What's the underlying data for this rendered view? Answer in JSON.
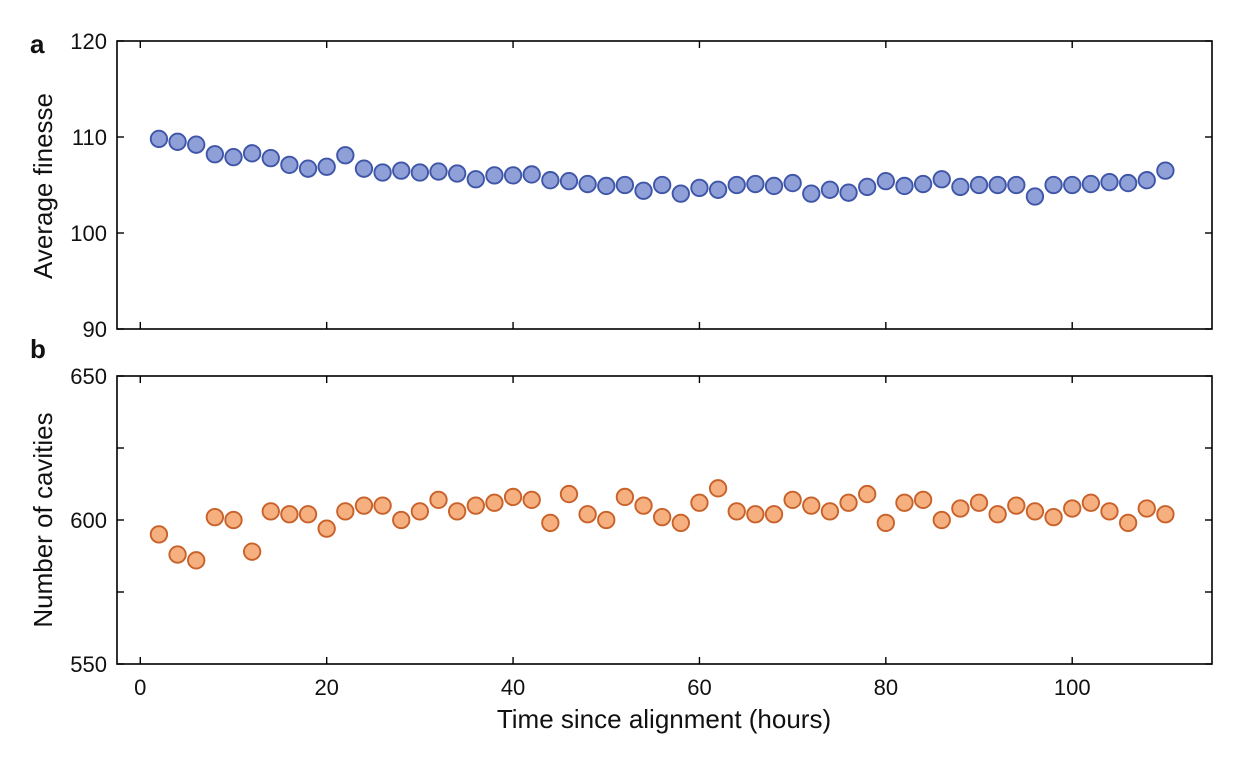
{
  "chart_data": [
    {
      "type": "scatter",
      "panel_label": "a",
      "ylabel": "Average finesse",
      "xlabel": "",
      "xlim": [
        -2.5,
        115
      ],
      "ylim": [
        90,
        120
      ],
      "yticks": [
        90,
        100,
        110,
        120
      ],
      "xticks": [
        0,
        20,
        40,
        60,
        80,
        100
      ],
      "show_x_tick_labels": false,
      "grid": false,
      "marker_fill": "#8fa0d8",
      "marker_edge": "#3f56a8",
      "series": [
        {
          "name": "Average finesse",
          "x": [
            2,
            4,
            6,
            8,
            10,
            12,
            14,
            16,
            18,
            20,
            22,
            24,
            26,
            28,
            30,
            32,
            34,
            36,
            38,
            40,
            42,
            44,
            46,
            48,
            50,
            52,
            54,
            56,
            58,
            60,
            62,
            64,
            66,
            68,
            70,
            72,
            74,
            76,
            78,
            80,
            82,
            84,
            86,
            88,
            90,
            92,
            94,
            96,
            98,
            100,
            102,
            104,
            106,
            108,
            110
          ],
          "y": [
            109.8,
            109.5,
            109.2,
            108.2,
            107.9,
            108.3,
            107.8,
            107.1,
            106.7,
            106.9,
            108.1,
            106.7,
            106.3,
            106.5,
            106.3,
            106.4,
            106.2,
            105.6,
            106.0,
            106.0,
            106.1,
            105.5,
            105.4,
            105.1,
            104.9,
            105.0,
            104.4,
            105.0,
            104.1,
            104.7,
            104.5,
            105.0,
            105.1,
            104.9,
            105.2,
            104.1,
            104.5,
            104.2,
            104.8,
            105.4,
            104.9,
            105.1,
            105.6,
            104.8,
            105.0,
            105.0,
            105.0,
            103.8,
            105.0,
            105.0,
            105.1,
            105.3,
            105.2,
            105.5,
            106.5
          ]
        }
      ]
    },
    {
      "type": "scatter",
      "panel_label": "b",
      "ylabel": "Number of cavities",
      "xlabel": "Time since alignment (hours)",
      "xlim": [
        -2.5,
        115
      ],
      "ylim": [
        550,
        650
      ],
      "yticks": [
        550,
        575,
        600,
        625,
        650
      ],
      "ytick_labels": [
        "550",
        "",
        "600",
        "",
        "650"
      ],
      "xticks": [
        0,
        20,
        40,
        60,
        80,
        100
      ],
      "show_x_tick_labels": true,
      "grid": false,
      "marker_fill": "#f6b07f",
      "marker_edge": "#c8612a",
      "series": [
        {
          "name": "Number of cavities",
          "x": [
            2,
            4,
            6,
            8,
            10,
            12,
            14,
            16,
            18,
            20,
            22,
            24,
            26,
            28,
            30,
            32,
            34,
            36,
            38,
            40,
            42,
            44,
            46,
            48,
            50,
            52,
            54,
            56,
            58,
            60,
            62,
            64,
            66,
            68,
            70,
            72,
            74,
            76,
            78,
            80,
            82,
            84,
            86,
            88,
            90,
            92,
            94,
            96,
            98,
            100,
            102,
            104,
            106,
            108,
            110
          ],
          "y": [
            595,
            588,
            586,
            601,
            600,
            589,
            603,
            602,
            602,
            597,
            603,
            605,
            605,
            600,
            603,
            607,
            603,
            605,
            606,
            608,
            607,
            599,
            609,
            602,
            600,
            608,
            605,
            601,
            599,
            606,
            611,
            603,
            602,
            602,
            607,
            605,
            603,
            606,
            609,
            599,
            606,
            607,
            600,
            604,
            606,
            602,
            605,
            603,
            601,
            604,
            606,
            603,
            599,
            604,
            602
          ]
        }
      ]
    }
  ]
}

--

> What to do
From start to finish, output the listing exactly, but omit its pictures.

> Correct result
What's the underlying data for this rendered view? Answer in JSON.
{
  "chart_data": [
    {
      "type": "scatter",
      "panel_label": "a",
      "ylabel": "Average finesse",
      "xlabel": "",
      "xlim": [
        -2.5,
        115
      ],
      "ylim": [
        90,
        120
      ],
      "yticks": [
        90,
        100,
        110,
        120
      ],
      "xticks": [
        0,
        20,
        40,
        60,
        80,
        100
      ],
      "show_x_tick_labels": false,
      "grid": false,
      "marker_fill": "#8fa0d8",
      "marker_edge": "#3f56a8",
      "series": [
        {
          "name": "Average finesse",
          "x": [
            2,
            4,
            6,
            8,
            10,
            12,
            14,
            16,
            18,
            20,
            22,
            24,
            26,
            28,
            30,
            32,
            34,
            36,
            38,
            40,
            42,
            44,
            46,
            48,
            50,
            52,
            54,
            56,
            58,
            60,
            62,
            64,
            66,
            68,
            70,
            72,
            74,
            76,
            78,
            80,
            82,
            84,
            86,
            88,
            90,
            92,
            94,
            96,
            98,
            100,
            102,
            104,
            106,
            108,
            110
          ],
          "y": [
            109.8,
            109.5,
            109.2,
            108.2,
            107.9,
            108.3,
            107.8,
            107.1,
            106.7,
            106.9,
            108.1,
            106.7,
            106.3,
            106.5,
            106.3,
            106.4,
            106.2,
            105.6,
            106.0,
            106.0,
            106.1,
            105.5,
            105.4,
            105.1,
            104.9,
            105.0,
            104.4,
            105.0,
            104.1,
            104.7,
            104.5,
            105.0,
            105.1,
            104.9,
            105.2,
            104.1,
            104.5,
            104.2,
            104.8,
            105.4,
            104.9,
            105.1,
            105.6,
            104.8,
            105.0,
            105.0,
            105.0,
            103.8,
            105.0,
            105.0,
            105.1,
            105.3,
            105.2,
            105.5,
            106.5
          ]
        }
      ]
    },
    {
      "type": "scatter",
      "panel_label": "b",
      "ylabel": "Number of cavities",
      "xlabel": "Time since alignment (hours)",
      "xlim": [
        -2.5,
        115
      ],
      "ylim": [
        550,
        650
      ],
      "yticks": [
        550,
        575,
        600,
        625,
        650
      ],
      "ytick_labels": [
        "550",
        "",
        "600",
        "",
        "650"
      ],
      "xticks": [
        0,
        20,
        40,
        60,
        80,
        100
      ],
      "show_x_tick_labels": true,
      "grid": false,
      "marker_fill": "#f6b07f",
      "marker_edge": "#c8612a",
      "series": [
        {
          "name": "Number of cavities",
          "x": [
            2,
            4,
            6,
            8,
            10,
            12,
            14,
            16,
            18,
            20,
            22,
            24,
            26,
            28,
            30,
            32,
            34,
            36,
            38,
            40,
            42,
            44,
            46,
            48,
            50,
            52,
            54,
            56,
            58,
            60,
            62,
            64,
            66,
            68,
            70,
            72,
            74,
            76,
            78,
            80,
            82,
            84,
            86,
            88,
            90,
            92,
            94,
            96,
            98,
            100,
            102,
            104,
            106,
            108,
            110
          ],
          "y": [
            595,
            588,
            586,
            601,
            600,
            589,
            603,
            602,
            602,
            597,
            603,
            605,
            605,
            600,
            603,
            607,
            603,
            605,
            606,
            608,
            607,
            599,
            609,
            602,
            600,
            608,
            605,
            601,
            599,
            606,
            611,
            603,
            602,
            602,
            607,
            605,
            603,
            606,
            609,
            599,
            606,
            607,
            600,
            604,
            606,
            602,
            605,
            603,
            601,
            604,
            606,
            603,
            599,
            604,
            602
          ]
        }
      ]
    }
  ]
}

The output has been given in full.